__Task to complete__
Among the entries that follow, tally the lines with the string "false". Give no more than the number.

__Working data__

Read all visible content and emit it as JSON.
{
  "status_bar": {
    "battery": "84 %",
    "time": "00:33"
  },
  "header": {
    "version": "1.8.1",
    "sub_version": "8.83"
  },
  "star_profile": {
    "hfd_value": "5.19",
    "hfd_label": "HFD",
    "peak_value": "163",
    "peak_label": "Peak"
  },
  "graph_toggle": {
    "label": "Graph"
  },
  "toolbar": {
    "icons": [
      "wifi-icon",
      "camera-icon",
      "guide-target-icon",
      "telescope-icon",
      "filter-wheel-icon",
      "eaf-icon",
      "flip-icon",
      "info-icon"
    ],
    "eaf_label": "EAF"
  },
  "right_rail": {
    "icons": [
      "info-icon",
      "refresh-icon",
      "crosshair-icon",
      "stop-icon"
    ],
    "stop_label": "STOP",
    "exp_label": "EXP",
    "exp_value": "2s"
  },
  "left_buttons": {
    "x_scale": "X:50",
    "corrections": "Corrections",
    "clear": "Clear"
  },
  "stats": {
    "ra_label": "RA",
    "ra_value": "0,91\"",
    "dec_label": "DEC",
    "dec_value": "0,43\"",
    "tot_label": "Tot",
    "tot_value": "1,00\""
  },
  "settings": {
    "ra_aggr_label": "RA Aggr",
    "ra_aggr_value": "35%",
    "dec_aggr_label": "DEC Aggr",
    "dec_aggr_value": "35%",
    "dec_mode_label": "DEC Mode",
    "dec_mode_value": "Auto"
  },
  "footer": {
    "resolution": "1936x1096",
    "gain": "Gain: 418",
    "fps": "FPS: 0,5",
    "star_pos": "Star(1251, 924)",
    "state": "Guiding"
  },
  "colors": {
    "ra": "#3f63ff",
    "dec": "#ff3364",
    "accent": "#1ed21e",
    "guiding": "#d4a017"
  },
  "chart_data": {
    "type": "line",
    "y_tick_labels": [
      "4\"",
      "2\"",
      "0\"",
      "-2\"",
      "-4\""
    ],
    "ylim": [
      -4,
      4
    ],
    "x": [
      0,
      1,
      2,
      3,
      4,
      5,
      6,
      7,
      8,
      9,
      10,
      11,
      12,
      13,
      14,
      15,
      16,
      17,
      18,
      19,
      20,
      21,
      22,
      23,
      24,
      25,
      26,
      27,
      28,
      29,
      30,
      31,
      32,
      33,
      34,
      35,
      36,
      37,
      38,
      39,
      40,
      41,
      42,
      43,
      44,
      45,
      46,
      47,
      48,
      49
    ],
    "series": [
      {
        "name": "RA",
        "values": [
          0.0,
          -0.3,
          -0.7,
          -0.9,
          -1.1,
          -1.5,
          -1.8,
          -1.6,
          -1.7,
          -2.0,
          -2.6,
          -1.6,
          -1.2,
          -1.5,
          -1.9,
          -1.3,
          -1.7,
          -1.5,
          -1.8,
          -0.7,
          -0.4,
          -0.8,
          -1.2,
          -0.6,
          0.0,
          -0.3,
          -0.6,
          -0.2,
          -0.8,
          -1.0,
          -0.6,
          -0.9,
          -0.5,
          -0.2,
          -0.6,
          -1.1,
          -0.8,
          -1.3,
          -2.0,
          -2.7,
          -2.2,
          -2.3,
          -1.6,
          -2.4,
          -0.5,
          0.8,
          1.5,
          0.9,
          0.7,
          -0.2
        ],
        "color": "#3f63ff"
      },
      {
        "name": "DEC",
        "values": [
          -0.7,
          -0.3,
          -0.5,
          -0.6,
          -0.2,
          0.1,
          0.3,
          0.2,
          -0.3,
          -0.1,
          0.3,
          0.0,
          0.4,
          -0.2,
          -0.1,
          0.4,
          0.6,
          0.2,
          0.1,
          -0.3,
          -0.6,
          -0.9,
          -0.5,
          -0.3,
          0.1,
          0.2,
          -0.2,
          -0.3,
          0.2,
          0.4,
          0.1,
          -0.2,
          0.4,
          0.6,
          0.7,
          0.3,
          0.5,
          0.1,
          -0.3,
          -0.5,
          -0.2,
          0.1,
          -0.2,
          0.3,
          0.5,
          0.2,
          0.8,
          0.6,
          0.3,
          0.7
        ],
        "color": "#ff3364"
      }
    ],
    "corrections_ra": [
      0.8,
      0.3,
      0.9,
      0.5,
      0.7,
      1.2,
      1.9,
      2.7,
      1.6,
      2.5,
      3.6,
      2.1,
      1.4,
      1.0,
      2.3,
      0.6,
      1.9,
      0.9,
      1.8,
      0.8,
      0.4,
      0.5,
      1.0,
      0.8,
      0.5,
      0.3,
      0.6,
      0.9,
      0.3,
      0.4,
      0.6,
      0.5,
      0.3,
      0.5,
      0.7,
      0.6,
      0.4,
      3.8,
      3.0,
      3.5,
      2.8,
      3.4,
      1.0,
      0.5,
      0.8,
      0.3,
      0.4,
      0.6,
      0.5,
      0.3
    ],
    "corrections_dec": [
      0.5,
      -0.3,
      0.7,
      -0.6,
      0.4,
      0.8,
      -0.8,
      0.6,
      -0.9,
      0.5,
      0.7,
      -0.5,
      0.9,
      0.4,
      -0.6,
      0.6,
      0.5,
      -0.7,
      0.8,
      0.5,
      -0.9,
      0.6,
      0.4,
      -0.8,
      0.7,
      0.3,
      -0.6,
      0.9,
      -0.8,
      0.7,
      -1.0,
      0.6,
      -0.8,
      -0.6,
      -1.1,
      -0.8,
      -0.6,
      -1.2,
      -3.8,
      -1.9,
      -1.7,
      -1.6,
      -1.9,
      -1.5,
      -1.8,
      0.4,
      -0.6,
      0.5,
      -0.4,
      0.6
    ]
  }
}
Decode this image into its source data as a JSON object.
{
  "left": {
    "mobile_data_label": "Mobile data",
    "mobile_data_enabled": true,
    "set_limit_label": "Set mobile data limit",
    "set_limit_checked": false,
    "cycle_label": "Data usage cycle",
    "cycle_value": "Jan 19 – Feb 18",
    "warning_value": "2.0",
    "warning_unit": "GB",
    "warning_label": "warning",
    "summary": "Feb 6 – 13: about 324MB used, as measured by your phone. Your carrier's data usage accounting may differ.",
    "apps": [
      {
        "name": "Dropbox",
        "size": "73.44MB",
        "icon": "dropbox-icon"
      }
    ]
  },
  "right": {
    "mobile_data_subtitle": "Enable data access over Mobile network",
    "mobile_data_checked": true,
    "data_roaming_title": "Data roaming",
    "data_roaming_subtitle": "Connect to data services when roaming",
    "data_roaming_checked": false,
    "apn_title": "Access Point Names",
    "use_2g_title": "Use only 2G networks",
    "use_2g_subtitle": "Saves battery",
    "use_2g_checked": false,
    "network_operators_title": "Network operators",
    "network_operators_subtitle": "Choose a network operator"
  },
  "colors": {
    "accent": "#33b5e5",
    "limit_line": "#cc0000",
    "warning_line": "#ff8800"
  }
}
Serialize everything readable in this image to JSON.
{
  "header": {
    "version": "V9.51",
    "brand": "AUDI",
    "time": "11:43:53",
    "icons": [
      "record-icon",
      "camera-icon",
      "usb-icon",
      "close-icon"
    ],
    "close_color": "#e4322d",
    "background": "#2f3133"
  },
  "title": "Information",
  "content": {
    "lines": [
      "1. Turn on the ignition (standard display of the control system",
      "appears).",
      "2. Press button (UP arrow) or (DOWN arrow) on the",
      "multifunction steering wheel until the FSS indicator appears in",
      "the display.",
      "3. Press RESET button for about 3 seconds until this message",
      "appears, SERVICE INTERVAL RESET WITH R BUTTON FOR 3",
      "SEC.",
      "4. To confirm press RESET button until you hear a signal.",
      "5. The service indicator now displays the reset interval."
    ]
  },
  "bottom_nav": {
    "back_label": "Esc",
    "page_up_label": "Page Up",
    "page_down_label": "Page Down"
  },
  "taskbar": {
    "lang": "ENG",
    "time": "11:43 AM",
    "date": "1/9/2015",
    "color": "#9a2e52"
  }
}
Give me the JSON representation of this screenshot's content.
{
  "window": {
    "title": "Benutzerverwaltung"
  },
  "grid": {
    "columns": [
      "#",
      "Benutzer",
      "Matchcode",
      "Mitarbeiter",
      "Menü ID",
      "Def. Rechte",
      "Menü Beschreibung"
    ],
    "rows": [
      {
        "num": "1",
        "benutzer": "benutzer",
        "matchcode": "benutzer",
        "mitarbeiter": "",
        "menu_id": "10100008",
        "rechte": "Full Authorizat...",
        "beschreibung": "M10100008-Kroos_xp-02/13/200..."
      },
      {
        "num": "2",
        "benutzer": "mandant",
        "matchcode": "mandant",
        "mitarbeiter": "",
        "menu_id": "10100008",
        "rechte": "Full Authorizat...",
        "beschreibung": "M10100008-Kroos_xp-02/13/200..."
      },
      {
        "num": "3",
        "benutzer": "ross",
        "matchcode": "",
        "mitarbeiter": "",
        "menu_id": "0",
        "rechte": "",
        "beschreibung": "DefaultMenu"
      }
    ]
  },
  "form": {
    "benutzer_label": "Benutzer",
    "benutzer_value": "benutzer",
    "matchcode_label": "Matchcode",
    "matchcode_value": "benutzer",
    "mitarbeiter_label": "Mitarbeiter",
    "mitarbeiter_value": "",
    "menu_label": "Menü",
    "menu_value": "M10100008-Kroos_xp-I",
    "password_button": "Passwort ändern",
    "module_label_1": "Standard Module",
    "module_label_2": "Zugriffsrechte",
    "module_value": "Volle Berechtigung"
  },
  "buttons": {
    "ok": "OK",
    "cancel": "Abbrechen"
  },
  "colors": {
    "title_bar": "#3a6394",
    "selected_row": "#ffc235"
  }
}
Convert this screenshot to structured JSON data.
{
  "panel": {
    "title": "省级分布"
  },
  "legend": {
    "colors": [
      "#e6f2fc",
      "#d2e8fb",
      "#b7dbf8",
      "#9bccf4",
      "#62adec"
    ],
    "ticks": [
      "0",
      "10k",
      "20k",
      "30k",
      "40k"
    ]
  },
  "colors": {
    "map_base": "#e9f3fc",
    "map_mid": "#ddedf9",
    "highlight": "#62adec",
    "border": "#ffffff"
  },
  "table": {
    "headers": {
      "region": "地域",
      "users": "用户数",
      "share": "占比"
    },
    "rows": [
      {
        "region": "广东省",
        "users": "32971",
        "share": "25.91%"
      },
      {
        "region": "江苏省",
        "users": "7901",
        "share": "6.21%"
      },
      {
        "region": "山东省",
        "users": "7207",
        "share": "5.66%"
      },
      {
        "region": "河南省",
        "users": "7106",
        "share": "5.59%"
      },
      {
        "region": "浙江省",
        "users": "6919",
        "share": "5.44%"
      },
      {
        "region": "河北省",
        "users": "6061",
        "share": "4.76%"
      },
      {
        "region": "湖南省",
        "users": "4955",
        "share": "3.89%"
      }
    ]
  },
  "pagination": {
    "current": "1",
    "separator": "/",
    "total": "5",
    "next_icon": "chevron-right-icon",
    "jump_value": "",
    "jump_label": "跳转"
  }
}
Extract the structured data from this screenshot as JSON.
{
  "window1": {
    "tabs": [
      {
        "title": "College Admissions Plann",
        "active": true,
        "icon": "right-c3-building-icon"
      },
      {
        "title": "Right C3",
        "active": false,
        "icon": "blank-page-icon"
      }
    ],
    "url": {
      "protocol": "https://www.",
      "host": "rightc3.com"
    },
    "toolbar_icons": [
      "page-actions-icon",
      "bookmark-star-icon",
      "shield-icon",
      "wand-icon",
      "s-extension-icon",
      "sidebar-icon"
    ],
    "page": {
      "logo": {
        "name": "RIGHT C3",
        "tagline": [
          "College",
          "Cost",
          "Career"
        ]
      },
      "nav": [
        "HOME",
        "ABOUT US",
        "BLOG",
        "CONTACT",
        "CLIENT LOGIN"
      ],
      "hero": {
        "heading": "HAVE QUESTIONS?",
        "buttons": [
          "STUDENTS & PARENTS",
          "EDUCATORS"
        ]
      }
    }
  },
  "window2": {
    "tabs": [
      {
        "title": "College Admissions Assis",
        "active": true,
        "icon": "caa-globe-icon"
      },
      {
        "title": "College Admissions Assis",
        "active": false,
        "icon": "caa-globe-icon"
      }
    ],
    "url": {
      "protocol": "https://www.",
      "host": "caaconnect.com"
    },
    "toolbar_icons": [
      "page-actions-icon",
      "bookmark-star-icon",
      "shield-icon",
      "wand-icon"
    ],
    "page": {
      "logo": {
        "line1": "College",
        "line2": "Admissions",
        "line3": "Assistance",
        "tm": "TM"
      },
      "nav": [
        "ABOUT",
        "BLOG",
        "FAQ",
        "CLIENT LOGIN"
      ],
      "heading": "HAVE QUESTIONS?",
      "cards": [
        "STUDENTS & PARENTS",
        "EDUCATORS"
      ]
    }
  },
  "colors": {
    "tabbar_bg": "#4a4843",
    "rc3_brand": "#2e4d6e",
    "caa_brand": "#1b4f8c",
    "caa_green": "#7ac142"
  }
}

__Right answer__
5